┌──

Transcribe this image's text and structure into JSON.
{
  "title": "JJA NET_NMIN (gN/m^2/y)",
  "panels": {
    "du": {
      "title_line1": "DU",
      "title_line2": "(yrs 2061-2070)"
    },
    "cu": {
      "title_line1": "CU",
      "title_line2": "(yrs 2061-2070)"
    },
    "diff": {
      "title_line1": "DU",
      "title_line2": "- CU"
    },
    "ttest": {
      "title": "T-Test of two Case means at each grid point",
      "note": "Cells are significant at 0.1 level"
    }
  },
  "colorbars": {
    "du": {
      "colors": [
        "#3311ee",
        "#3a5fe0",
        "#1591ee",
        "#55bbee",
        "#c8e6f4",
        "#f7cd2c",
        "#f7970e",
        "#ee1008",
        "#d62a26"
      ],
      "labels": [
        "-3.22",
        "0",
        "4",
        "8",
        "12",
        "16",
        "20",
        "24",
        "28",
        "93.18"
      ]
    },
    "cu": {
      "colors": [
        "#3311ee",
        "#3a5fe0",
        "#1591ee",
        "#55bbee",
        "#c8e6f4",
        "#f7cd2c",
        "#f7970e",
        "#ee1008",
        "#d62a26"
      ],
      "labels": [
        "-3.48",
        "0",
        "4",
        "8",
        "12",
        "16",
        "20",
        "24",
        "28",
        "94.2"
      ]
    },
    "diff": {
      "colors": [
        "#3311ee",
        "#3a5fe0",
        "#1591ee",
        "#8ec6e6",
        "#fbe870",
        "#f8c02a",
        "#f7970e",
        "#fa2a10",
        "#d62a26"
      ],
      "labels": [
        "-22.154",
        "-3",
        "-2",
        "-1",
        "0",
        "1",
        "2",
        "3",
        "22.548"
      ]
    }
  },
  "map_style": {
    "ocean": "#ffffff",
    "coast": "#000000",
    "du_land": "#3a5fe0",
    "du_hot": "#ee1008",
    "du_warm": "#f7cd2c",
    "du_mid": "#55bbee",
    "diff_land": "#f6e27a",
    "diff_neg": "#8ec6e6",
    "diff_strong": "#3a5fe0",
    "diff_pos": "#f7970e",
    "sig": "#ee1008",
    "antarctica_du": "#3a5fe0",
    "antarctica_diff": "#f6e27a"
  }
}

└──

__Task details__:
Produce an exact copy of the whole listing.

__Reply to the exercise__:
Transcribe this image's text and structure into JSON.
{
  "title": "JJA NET_NMIN (gN/m^2/y)",
  "panels": {
    "du": {
      "title_line1": "DU",
      "title_line2": "(yrs 2061-2070)"
    },
    "cu": {
      "title_line1": "CU",
      "title_line2": "(yrs 2061-2070)"
    },
    "diff": {
      "title_line1": "DU",
      "title_line2": "- CU"
    },
    "ttest": {
      "title": "T-Test of two Case means at each grid point",
      "note": "Cells are significant at 0.1 level"
    }
  },
  "colorbars": {
    "du": {
      "colors": [
        "#3311ee",
        "#3a5fe0",
        "#1591ee",
        "#55bbee",
        "#c8e6f4",
        "#f7cd2c",
        "#f7970e",
        "#ee1008",
        "#d62a26"
      ],
      "labels": [
        "-3.22",
        "0",
        "4",
        "8",
        "12",
        "16",
        "20",
        "24",
        "28",
        "93.18"
      ]
    },
    "cu": {
      "colors": [
        "#3311ee",
        "#3a5fe0",
        "#1591ee",
        "#55bbee",
        "#c8e6f4",
        "#f7cd2c",
        "#f7970e",
        "#ee1008",
        "#d62a26"
      ],
      "labels": [
        "-3.48",
        "0",
        "4",
        "8",
        "12",
        "16",
        "20",
        "24",
        "28",
        "94.2"
      ]
    },
    "diff": {
      "colors": [
        "#3311ee",
        "#3a5fe0",
        "#1591ee",
        "#8ec6e6",
        "#fbe870",
        "#f8c02a",
        "#f7970e",
        "#fa2a10",
        "#d62a26"
      ],
      "labels": [
        "-22.154",
        "-3",
        "-2",
        "-1",
        "0",
        "1",
        "2",
        "3",
        "22.548"
      ]
    }
  },
  "map_style": {
    "ocean": "#ffffff",
    "coast": "#000000",
    "du_land": "#3a5fe0",
    "du_hot": "#ee1008",
    "du_warm": "#f7cd2c",
    "du_mid": "#55bbee",
    "diff_land": "#f6e27a",
    "diff_neg": "#8ec6e6",
    "diff_strong": "#3a5fe0",
    "diff_pos": "#f7970e",
    "sig": "#ee1008",
    "antarctica_du": "#3a5fe0",
    "antarctica_diff": "#f6e27a"
  }
}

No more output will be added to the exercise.